| TASK DESCRIPTION |
Scan the data for "Gross" and copy the lines it appears in.

| Stored dataset items |
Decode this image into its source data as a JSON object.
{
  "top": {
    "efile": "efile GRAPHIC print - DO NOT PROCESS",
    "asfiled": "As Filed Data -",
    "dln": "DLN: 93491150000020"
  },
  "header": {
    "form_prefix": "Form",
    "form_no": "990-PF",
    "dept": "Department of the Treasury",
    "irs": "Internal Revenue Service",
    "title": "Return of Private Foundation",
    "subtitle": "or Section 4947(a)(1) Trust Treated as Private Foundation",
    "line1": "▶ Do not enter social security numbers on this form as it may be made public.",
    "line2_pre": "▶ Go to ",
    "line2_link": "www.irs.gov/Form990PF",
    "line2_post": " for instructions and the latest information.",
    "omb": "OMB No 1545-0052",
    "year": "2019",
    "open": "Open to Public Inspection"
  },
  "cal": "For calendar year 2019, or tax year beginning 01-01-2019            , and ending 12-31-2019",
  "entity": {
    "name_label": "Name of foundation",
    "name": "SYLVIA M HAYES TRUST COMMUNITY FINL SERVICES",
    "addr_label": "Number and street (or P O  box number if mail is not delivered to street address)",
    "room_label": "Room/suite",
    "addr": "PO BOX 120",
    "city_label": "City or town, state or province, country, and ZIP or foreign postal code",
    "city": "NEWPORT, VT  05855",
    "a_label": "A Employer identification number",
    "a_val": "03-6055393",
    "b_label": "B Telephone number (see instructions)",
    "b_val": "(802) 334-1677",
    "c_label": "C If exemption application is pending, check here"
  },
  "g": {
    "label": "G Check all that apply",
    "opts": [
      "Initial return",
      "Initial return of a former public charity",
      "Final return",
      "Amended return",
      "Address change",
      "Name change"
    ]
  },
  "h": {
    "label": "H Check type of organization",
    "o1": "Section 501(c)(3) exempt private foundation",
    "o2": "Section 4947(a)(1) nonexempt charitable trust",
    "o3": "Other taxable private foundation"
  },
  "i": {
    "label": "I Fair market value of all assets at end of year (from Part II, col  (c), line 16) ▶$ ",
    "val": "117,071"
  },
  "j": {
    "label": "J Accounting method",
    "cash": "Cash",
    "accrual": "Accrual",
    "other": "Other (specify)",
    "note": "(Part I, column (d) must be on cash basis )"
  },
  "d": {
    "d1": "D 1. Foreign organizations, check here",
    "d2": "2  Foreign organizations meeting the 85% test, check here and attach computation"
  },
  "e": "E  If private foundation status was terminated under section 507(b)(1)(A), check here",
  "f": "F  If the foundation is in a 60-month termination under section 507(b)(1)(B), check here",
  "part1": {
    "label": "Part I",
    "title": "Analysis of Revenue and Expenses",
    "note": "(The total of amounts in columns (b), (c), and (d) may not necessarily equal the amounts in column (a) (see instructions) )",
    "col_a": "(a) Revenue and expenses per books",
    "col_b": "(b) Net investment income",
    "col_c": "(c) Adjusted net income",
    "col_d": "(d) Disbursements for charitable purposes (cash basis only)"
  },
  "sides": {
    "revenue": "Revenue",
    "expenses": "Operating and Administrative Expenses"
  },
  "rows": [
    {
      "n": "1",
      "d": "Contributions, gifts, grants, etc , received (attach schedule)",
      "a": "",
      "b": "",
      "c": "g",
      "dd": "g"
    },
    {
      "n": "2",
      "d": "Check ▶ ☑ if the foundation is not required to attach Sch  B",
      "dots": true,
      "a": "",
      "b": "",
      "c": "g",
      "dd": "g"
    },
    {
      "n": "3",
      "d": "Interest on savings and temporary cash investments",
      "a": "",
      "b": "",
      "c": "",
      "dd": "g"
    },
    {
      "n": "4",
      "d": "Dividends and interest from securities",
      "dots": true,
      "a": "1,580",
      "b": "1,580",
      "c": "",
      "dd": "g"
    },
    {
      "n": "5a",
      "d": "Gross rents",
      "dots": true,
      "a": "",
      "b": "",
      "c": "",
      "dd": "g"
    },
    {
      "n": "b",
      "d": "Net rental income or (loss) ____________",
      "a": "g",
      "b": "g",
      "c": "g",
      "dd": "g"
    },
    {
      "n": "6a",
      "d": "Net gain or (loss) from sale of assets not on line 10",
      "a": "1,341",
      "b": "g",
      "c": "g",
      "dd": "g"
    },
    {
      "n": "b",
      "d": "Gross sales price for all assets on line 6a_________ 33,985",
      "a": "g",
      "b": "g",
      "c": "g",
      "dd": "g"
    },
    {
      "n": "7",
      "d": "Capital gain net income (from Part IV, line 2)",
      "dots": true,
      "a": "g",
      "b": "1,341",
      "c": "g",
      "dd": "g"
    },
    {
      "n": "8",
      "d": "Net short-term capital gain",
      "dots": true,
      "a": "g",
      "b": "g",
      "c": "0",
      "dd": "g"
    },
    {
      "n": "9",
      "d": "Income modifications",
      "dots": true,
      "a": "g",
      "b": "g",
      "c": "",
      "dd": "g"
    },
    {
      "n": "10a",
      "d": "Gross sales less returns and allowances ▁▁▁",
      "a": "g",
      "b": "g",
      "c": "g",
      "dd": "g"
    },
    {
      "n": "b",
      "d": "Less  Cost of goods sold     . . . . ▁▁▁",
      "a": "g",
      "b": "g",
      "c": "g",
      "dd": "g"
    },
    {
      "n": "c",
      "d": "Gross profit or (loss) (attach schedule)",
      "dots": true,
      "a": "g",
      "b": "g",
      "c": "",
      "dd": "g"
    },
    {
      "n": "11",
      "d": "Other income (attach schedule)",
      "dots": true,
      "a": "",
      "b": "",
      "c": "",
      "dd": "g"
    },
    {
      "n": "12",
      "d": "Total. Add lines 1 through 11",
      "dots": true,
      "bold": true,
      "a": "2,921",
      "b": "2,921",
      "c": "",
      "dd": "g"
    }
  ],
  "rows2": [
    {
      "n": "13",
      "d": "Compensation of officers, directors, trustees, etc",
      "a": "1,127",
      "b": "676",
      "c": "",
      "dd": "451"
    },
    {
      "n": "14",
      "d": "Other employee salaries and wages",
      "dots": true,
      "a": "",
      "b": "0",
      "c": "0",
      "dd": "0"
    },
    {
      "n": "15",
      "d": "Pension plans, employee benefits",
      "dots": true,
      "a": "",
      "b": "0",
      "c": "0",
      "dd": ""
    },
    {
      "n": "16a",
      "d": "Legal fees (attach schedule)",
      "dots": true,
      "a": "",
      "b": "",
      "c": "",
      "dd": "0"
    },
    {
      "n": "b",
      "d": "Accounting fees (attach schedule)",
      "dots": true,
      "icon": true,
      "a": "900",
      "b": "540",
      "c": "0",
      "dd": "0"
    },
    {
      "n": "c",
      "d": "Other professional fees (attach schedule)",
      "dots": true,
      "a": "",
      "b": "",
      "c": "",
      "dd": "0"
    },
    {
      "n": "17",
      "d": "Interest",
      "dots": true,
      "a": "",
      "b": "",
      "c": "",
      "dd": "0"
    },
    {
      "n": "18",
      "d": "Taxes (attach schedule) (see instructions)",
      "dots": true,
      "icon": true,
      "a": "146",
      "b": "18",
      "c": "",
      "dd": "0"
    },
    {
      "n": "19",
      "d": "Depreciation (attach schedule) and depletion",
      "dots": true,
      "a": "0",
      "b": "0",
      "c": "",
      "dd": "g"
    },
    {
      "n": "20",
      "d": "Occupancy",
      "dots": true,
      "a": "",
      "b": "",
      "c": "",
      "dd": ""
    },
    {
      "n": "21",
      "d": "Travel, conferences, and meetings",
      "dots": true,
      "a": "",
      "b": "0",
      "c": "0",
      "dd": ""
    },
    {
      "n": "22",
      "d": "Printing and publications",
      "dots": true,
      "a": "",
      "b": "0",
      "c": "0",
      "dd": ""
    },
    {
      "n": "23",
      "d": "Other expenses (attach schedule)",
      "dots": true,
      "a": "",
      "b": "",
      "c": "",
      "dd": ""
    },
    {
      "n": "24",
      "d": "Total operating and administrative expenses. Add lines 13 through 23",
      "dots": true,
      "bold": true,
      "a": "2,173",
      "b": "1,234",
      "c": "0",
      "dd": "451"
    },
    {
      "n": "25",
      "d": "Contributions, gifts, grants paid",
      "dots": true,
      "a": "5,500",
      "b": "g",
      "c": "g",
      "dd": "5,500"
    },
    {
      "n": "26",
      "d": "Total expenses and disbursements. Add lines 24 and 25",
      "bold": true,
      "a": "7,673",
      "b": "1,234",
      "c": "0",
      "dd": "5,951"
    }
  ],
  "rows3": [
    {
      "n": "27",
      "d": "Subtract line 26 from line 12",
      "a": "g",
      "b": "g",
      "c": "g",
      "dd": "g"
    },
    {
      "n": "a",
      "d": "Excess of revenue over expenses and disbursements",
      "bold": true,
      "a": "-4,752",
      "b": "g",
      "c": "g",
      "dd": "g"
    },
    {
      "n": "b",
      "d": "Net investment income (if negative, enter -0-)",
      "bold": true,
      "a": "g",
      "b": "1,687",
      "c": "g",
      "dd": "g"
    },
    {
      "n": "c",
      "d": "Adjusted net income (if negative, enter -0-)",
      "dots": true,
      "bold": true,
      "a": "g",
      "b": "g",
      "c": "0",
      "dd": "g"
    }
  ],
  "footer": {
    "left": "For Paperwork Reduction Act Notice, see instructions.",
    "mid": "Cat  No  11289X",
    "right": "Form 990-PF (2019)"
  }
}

| WORKED SOLUTION |
      "d": "Gross rents",
      "d": "Gross sales price for all assets on line 6a_________ 33,985",
      "d": "Gross sales less returns and allowances ▁▁▁",
      "d": "Gross profit or (loss) (attach schedule)",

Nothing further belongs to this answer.